Data entries
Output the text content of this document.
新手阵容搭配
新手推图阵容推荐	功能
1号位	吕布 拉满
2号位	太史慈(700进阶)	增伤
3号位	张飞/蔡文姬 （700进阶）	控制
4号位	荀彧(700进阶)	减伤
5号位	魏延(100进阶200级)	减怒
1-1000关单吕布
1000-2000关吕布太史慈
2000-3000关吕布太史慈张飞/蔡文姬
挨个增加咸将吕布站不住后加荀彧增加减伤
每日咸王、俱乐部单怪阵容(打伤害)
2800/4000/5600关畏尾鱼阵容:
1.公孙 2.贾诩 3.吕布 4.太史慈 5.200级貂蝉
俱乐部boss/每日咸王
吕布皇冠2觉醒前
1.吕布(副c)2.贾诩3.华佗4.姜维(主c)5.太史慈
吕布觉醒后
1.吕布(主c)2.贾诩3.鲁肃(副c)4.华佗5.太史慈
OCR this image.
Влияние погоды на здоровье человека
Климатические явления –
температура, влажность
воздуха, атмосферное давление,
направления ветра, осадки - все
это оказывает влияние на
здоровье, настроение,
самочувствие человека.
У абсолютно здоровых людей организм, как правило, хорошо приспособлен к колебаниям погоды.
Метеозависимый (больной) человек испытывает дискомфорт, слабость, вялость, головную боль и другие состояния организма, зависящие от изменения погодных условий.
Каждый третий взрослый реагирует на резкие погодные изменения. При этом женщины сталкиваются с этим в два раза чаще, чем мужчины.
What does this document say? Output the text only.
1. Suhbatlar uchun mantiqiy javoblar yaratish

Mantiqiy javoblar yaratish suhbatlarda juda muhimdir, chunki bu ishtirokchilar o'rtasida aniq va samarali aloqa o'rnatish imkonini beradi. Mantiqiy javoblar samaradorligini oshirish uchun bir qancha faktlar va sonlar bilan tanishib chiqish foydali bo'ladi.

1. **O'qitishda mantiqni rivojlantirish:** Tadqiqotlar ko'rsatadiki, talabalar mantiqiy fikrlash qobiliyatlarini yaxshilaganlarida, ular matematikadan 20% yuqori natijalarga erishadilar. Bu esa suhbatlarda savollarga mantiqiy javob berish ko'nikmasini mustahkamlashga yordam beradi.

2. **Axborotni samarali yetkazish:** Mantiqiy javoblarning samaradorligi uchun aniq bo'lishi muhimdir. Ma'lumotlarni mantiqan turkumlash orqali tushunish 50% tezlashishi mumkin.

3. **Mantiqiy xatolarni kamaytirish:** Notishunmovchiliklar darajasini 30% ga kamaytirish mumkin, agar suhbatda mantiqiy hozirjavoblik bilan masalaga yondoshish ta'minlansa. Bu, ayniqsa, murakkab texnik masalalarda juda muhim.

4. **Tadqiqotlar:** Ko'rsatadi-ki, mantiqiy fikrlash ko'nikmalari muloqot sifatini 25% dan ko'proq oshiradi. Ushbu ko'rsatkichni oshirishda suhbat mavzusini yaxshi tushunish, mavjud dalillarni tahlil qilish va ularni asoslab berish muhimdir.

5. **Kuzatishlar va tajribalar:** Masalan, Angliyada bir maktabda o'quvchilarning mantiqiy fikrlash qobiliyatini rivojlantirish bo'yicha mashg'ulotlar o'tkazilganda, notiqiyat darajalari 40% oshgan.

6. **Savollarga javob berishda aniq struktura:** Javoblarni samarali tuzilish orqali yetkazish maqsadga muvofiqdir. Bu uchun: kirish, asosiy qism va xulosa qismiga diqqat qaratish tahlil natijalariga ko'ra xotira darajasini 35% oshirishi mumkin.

• Exercise requirements: Where a line of the data holds "изменения", show that line.

• Response to this exercise:
Метеозависимый (больной) человек испытывает дискомфорт, слабость, вялость, головную боль и другие состояния организма, зависящие от изменения погодных условий.
Каждый третий взрослый реагирует на резкие погодные изменения. При этом женщины сталкиваются с этим в два раза чаще, чем мужчины.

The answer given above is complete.